**TEXT**
■ ■ ■
You are viewing a plain text version of this content. The canonical link for it is here.
Posted to user@spark.apache.org by Jean Georges Perrin <jg...@jgp.net> on 2017/02/02 21:05:39 UTC
Spark 2 + Java + UDF + unknown return type...
Hi fellow Sparkans,
I am building a UDF (in Java) that can return various data types, basically the signature of the function itself is:
public Object call(String a, Object b, String c, Object d, String e) throws Exception
When I register my function, I need to provide a type, e.g.:
spark.udf().register("f2", new Udf5(), DataTypes.LongType);
In my test it is a long now, but can become a string or a float. Of course, I do not know the expected return type before I call the function, which I call like:
df = df.selectExpr("*", "f2('x1', x, 'c2', y, 'op') as op");
Is there a way to have an Object being returned from a UDF and to store an Object in a Dataset/dataframe? I don't need to know the datatype at that point and can leave it hanging for now? Or should I play it safe and always return a DataTypes.StringType (and then try to transform it if needed)?
I hope I am clear enough :).
Thanks for any tip/idea/comment...
jg
Re: Spark 2 + Java + UDF + unknown return type...
Posted by Jörn Franke <jo...@gmail.com>.
Not sure what your udf is exactly doing, but why not on udf / type ? You avoid issues converting it, it is more obvious for the user of your udf etc
You could of course return a complex type with one long, one string and one double and you fill them in the udf as needed, but this would be probably not a clean solution...
> On 2 Feb 2017, at 22:05, Jean Georges Perrin <jg...@jgp.net> wrote:
>
> Hi fellow Sparkans,
>
> I am building a UDF (in Java) that can return various data types, basically the signature of the function itself is:
>
> public Object call(String a, Object b, String c, Object d, String e) throws Exception
>
> When I register my function, I need to provide a type, e.g.:
>
> spark.udf().register("f2", new Udf5(), DataTypes.LongType);
>
> In my test it is a long now, but can become a string or a float. Of course, I do not know the expected return type before I call the function, which I call like:
>
> df = df.selectExpr("*", "f2('x1', x, 'c2', y, 'op') as op");
>
> Is there a way to have an Object being returned from a UDF and to store an Object in a Dataset/dataframe? I don't need to know the datatype at that point and can leave it hanging for now? Or should I play it safe and always return a DataTypes.StringType (and then try to transform it if needed)?
>
> I hope I am clear enough :).
>
> Thanks for any tip/idea/comment...
>
> jg
Re: Spark 2 + Java + UDF + unknown return type...
Posted by Koert Kuipers <ko...@tresata.com>.
A UDF that does not return a single type is not supported. and spark has no
concept of union types.
On Feb 2, 2017 16:05, "Jean Georges Perrin" <jg...@jgp.net> wrote:
Hi fellow Sparkans,
I am building a UDF (in Java) that can return various data types, basically
the signature of the function itself is:
public Object call(String a, Object b, String c, Object d, String e) throws
Exception
When I register my function, I need to provide a type, e.g.:
spark.udf().register("f2", new Udf5(), DataTypes.LongType);
In my test it is a long now, but can become a string or a float. Of course,
I do not know the expected return type before I call the function, which I
call like:
df = df.selectExpr("*", "f2('x1', x, 'c2', y, 'op') as op");
Is there a way to have an Object being returned from a UDF and to store an
Object in a Dataset/dataframe? I don't need to know the datatype at that
point and can leave it hanging for now? Or should I play it safe and always
return a DataTypes.StringType (and then try to transform it if needed)?
I hope I am clear enough :).
Thanks for any tip/idea/comment...
jg
■ ■ ■
**SUPPLIED INFORMATION**
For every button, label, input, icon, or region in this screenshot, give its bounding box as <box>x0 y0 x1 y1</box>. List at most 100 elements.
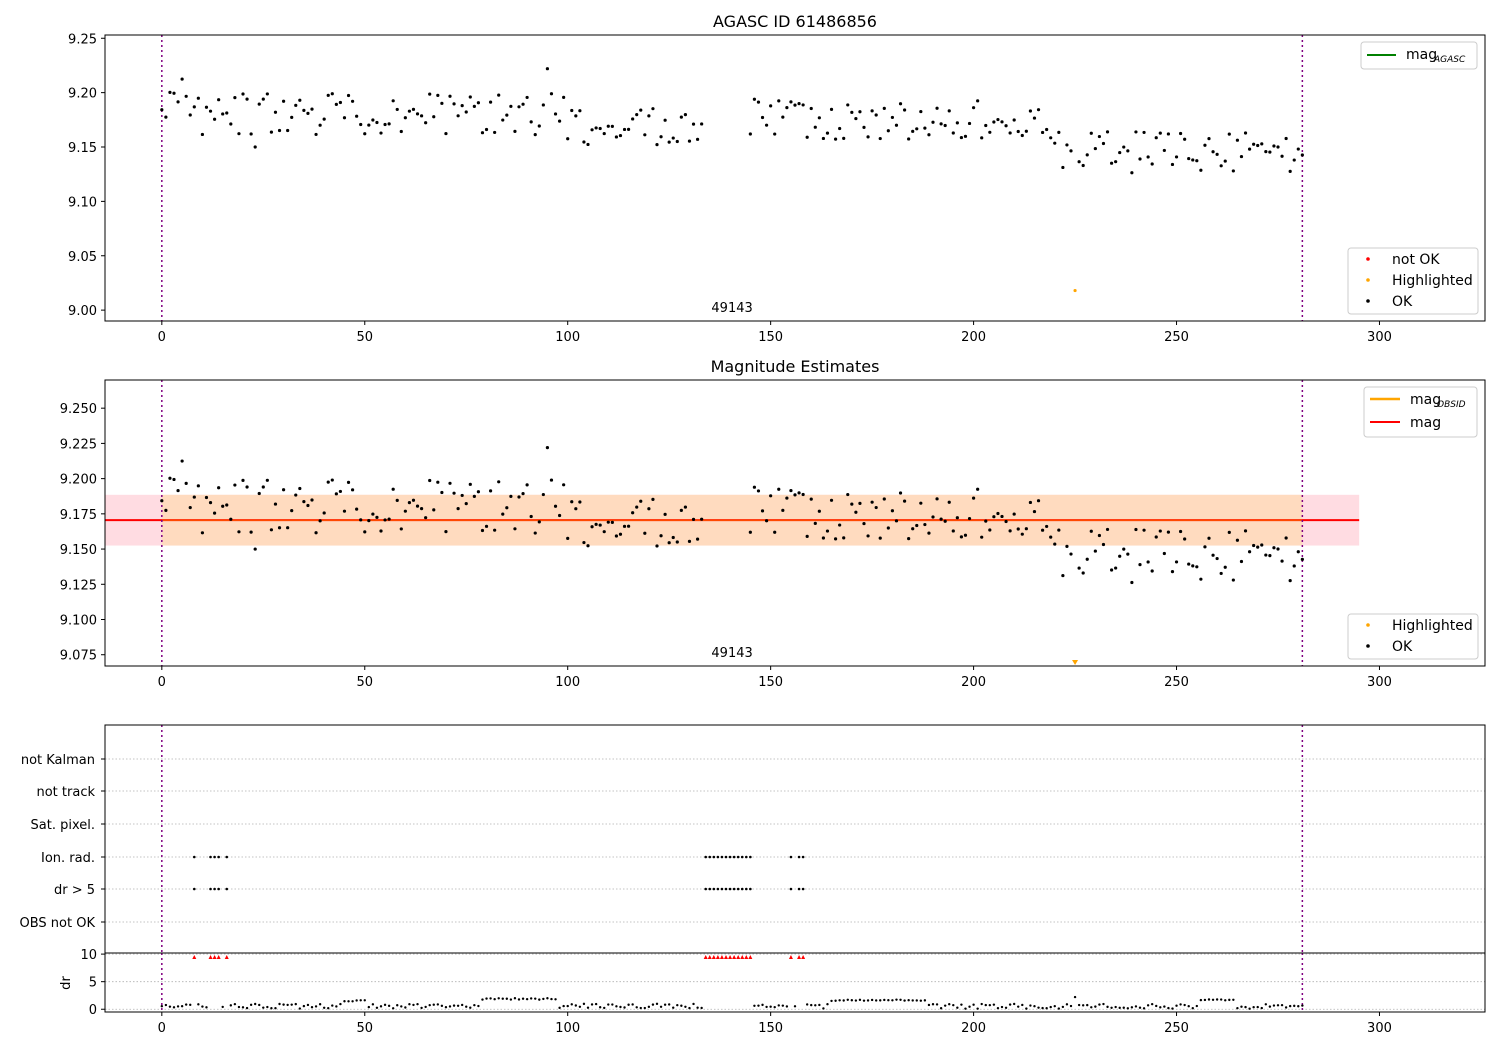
■ ■ ■
**TASKS TO COMPLETE**
[A] In the Spark UDF thread, what kind of types does the last reply say Spark has no concept of?
[B] Please rewrite the Spark UDF thread from "Not sure what" to "a clean solution...", replacing "double" with "float".

**TASK ANSWERS**
[A] Union types.

[B]
Not sure what your udf is exactly doing, but why not on udf / type ? You avoid issues converting it, it is more obvious for the user of your udf etc
You could of course return a complex type with one long, one string and one float and you fill them in the udf as needed, but this would be probably not a clean solution...